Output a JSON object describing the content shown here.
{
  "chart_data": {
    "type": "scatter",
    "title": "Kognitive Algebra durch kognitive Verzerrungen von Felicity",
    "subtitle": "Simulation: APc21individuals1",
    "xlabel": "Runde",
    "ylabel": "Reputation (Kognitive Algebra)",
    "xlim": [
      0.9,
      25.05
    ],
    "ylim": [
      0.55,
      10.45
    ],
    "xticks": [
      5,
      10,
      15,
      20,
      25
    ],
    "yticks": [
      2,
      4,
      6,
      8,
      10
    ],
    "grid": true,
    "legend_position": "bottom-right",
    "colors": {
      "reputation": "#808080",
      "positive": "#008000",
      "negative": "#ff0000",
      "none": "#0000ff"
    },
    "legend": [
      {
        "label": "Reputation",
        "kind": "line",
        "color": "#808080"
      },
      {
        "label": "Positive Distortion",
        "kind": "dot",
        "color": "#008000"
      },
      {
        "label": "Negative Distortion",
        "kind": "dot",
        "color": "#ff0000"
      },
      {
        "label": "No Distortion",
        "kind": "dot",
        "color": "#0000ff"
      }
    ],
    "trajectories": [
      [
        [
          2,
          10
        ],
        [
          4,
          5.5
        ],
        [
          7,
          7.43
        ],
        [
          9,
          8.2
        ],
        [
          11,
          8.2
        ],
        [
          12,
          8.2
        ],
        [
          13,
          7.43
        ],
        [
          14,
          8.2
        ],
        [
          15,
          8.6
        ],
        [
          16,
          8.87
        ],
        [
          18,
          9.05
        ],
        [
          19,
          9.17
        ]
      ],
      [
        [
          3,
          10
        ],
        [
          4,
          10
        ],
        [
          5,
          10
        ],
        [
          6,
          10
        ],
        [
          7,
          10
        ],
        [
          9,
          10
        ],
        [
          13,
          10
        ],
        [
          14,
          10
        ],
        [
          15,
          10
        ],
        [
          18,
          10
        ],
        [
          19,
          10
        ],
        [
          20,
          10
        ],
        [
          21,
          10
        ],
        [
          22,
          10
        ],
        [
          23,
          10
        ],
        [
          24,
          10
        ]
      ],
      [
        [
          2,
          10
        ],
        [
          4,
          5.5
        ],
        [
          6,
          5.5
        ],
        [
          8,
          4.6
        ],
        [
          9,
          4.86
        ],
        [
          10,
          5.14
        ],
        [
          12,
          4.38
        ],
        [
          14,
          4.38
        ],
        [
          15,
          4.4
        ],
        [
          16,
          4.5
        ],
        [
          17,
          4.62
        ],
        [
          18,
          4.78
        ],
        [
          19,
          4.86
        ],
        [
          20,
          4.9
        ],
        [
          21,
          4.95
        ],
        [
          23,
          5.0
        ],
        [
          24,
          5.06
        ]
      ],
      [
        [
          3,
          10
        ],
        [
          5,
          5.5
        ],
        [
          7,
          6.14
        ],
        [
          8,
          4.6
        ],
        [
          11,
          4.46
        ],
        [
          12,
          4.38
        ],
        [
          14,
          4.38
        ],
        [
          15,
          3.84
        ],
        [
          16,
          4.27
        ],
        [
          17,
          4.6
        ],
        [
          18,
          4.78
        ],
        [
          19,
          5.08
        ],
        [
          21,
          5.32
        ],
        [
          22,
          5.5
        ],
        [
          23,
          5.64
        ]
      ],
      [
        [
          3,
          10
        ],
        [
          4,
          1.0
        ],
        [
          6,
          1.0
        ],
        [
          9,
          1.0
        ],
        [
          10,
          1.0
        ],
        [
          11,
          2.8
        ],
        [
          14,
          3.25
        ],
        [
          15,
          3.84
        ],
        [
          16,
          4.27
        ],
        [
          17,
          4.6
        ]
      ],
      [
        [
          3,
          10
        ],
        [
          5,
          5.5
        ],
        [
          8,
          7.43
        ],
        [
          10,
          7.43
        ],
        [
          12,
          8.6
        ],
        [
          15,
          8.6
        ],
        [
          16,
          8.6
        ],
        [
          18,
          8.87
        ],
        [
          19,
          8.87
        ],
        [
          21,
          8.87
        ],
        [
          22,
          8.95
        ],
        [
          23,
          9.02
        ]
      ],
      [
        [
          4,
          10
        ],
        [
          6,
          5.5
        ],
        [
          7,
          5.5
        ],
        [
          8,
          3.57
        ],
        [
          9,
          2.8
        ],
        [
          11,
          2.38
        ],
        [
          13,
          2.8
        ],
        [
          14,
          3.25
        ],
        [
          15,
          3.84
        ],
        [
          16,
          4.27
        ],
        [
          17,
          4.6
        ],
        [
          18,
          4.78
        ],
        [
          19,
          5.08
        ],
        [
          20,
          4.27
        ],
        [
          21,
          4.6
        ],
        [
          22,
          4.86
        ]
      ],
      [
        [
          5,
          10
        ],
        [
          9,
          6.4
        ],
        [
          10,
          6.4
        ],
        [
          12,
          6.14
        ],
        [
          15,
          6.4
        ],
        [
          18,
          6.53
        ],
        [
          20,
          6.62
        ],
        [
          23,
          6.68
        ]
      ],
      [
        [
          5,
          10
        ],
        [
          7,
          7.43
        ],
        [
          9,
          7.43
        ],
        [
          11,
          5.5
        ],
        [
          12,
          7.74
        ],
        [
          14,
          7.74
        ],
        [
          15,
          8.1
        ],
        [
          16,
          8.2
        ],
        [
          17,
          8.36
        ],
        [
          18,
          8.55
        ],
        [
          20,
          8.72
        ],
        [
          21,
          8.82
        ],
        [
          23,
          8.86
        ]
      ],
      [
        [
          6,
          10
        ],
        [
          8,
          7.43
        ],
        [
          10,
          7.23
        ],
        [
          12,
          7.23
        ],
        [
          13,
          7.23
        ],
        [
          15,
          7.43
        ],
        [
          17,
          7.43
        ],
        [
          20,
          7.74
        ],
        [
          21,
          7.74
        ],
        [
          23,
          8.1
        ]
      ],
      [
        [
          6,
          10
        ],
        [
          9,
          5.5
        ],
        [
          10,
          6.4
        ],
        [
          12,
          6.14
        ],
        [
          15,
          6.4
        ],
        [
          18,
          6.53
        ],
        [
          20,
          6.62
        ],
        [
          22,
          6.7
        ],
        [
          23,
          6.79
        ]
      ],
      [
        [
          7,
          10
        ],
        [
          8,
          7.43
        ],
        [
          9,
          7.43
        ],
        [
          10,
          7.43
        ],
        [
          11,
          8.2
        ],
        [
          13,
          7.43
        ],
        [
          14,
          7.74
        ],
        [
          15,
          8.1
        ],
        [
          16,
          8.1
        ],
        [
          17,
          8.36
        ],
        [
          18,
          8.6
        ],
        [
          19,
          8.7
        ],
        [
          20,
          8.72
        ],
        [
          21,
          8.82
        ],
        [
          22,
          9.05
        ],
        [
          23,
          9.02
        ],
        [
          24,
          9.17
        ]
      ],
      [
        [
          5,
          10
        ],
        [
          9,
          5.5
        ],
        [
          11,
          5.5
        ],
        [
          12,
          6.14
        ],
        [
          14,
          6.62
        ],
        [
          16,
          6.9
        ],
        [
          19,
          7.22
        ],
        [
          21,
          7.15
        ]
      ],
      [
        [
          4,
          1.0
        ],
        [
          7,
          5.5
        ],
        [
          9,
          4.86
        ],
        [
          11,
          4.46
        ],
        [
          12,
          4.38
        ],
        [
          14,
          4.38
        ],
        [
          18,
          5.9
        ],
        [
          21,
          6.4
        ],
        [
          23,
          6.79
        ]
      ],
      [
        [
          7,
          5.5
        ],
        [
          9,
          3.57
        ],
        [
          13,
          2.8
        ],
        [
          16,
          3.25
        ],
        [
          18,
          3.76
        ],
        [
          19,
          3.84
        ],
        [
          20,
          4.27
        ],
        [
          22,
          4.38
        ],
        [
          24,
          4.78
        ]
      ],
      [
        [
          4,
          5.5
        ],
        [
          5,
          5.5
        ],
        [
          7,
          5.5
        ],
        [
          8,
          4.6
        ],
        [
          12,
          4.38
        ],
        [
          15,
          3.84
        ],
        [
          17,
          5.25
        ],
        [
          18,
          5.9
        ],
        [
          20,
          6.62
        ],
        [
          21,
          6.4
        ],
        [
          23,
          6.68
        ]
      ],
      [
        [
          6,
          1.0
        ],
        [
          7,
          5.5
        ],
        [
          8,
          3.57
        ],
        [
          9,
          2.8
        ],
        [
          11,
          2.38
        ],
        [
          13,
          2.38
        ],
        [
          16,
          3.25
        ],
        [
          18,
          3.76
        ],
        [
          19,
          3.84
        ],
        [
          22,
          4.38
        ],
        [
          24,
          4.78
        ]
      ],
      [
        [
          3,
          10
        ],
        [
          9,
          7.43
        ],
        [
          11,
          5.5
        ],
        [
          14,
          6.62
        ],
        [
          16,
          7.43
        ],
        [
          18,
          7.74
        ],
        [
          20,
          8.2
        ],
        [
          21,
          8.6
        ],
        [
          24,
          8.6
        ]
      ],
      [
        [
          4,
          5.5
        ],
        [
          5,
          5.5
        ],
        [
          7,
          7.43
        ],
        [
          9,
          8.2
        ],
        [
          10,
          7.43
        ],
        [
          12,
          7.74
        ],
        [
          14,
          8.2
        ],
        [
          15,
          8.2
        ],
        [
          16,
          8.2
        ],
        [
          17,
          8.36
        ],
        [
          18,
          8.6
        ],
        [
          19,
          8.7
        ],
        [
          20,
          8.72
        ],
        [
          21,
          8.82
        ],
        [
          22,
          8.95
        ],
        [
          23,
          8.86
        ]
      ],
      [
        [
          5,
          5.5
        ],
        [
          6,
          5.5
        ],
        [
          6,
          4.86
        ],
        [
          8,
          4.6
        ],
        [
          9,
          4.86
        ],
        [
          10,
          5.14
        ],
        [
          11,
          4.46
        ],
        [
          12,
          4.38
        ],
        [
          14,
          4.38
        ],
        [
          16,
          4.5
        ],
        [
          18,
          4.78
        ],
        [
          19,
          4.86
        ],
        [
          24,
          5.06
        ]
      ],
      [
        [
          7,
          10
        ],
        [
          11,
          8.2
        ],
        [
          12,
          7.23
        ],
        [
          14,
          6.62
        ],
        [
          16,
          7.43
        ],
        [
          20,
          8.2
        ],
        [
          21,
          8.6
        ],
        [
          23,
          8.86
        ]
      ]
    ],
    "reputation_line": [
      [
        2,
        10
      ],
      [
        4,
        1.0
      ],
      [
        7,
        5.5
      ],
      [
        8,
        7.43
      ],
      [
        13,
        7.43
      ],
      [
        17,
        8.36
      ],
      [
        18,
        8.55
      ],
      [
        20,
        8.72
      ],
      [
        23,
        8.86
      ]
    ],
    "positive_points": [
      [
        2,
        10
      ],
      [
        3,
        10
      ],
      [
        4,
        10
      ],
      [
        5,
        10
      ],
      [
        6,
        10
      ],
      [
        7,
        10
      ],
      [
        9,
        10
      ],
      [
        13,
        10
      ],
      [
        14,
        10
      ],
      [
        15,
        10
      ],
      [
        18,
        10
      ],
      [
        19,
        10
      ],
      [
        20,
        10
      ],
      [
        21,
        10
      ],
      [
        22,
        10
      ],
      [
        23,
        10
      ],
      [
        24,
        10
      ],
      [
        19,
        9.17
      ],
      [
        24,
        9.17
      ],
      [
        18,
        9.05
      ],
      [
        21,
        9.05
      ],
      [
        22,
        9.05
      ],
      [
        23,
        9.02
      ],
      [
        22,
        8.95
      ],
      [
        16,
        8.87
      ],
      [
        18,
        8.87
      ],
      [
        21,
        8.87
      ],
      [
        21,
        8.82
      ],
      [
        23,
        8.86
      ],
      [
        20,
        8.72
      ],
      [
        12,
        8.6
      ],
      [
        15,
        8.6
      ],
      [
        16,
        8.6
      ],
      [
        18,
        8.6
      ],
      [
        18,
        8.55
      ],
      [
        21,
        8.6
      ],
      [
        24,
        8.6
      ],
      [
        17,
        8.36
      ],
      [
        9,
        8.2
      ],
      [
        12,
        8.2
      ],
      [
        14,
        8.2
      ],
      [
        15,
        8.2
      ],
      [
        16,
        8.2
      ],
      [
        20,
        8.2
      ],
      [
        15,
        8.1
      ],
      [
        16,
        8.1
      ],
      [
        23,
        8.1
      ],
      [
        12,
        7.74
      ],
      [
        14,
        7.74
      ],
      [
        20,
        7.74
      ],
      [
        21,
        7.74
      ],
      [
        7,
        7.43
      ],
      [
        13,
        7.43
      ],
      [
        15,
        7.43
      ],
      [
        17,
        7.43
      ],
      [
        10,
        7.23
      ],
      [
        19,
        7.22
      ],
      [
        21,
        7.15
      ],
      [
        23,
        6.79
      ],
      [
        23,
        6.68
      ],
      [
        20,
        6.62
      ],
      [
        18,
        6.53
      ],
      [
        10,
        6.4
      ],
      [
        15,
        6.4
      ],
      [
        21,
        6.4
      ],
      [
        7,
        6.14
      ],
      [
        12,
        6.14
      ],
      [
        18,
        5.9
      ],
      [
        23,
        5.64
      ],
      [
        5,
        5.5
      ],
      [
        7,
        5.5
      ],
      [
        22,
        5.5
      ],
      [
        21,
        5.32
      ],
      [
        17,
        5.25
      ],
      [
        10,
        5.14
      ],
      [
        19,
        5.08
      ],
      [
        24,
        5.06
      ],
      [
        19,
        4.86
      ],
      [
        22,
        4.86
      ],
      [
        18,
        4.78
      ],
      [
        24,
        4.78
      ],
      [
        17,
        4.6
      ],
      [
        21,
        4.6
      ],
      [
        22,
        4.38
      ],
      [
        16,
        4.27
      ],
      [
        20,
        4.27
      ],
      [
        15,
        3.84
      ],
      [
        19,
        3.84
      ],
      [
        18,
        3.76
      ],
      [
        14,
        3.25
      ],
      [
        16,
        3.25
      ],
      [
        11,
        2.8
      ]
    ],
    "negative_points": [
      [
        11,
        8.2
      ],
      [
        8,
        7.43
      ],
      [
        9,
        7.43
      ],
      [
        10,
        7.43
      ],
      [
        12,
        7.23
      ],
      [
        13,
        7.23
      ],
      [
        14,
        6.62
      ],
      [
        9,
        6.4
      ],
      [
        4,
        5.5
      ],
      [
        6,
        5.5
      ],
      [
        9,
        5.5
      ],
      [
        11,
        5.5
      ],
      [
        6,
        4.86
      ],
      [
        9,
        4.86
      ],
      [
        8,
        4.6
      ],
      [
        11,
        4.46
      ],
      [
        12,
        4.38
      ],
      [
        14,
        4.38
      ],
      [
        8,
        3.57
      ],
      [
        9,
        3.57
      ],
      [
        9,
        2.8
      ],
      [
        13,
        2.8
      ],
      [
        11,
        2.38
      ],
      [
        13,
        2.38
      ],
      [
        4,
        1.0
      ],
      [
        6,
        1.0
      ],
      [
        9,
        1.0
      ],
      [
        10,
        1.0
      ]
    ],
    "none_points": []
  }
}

■ ■ ■ ■ ■ ■ ■

Where a line in the entries holds "Distortion", copy that line.

Finished answer:
        "label": "Positive Distortion",
        "label": "Negative Distortion",
        "label": "No Distortion",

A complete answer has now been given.